Type out the complete listing below word for word, without its pictures.
+++ Exercise data
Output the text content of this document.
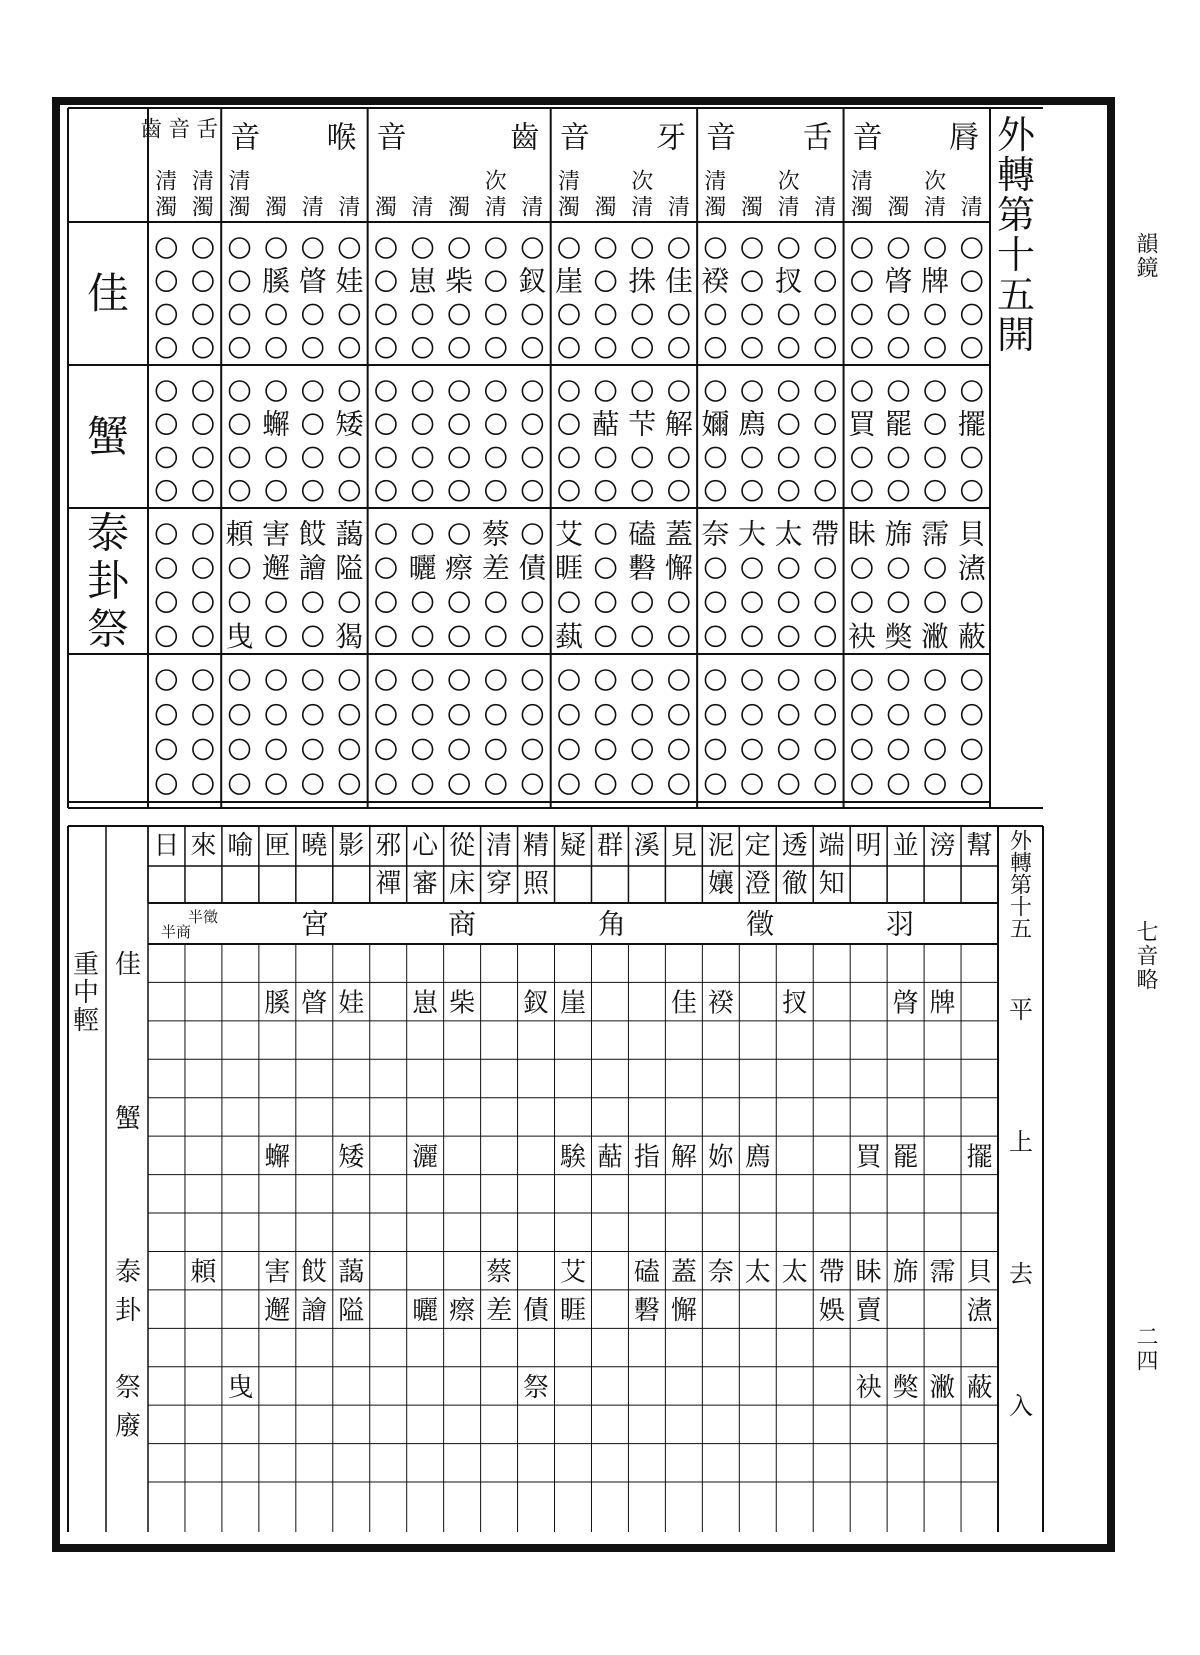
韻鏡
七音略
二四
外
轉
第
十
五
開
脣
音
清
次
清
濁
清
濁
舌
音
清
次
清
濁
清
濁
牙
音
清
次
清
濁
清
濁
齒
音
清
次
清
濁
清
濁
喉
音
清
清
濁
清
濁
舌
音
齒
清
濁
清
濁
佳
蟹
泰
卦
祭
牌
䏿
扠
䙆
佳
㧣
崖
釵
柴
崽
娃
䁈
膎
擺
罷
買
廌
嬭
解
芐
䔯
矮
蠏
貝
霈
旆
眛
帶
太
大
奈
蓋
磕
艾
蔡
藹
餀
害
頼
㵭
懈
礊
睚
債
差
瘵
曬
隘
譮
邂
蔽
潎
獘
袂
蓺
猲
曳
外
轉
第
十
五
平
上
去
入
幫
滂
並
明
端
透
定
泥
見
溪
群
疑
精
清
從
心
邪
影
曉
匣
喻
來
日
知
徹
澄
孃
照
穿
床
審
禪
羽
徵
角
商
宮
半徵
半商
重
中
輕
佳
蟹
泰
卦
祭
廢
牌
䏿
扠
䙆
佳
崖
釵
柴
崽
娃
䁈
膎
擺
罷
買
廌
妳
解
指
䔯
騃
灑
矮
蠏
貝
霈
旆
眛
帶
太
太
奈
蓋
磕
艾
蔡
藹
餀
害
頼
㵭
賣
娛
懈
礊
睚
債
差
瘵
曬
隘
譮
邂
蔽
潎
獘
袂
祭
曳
++++++
Result of this task -
Output the text content of this document.
韻鏡
七音略
二四
外
轉
第
十
五
開
脣
音
清
次
清
濁
清
濁
舌
音
清
次
清
濁
清
濁
牙
音
清
次
清
濁
清
濁
齒
音
清
次
清
濁
清
濁
喉
音
清
清
濁
清
濁
舌
音
齒
清
濁
清
濁
佳
蟹
泰
卦
祭
牌
䏿
扠
䙆
佳
㧣
崖
釵
柴
崽
娃
䁈
膎
擺
罷
買
廌
嬭
解
芐
䔯
矮
蠏
貝
霈
旆
眛
帶
太
大
奈
蓋
磕
艾
蔡
藹
餀
害
頼
㵭
懈
礊
睚
債
差
瘵
曬
隘
譮
邂
蔽
潎
獘
袂
蓺
猲
曳
外
轉
第
十
五
平
上
去
入
幫
滂
並
明
端
透
定
泥
見
溪
群
疑
精
清
從
心
邪
影
曉
匣
喻
來
日
知
徹
澄
孃
照
穿
床
審
禪
羽
徵
角
商
宮
半徵
半商
重
中
輕
佳
蟹
泰
卦
祭
廢
牌
䏿
扠
䙆
佳
崖
釵
柴
崽
娃
䁈
膎
擺
罷
買
廌
妳
解
指
䔯
騃
灑
矮
蠏
貝
霈
旆
眛
帶
太
太
奈
蓋
磕
艾
蔡
藹
餀
害
頼
㵭
賣
娛
懈
礊
睚
債
差
瘵
曬
隘
譮
邂
蔽
潎
獘
袂
祭
曳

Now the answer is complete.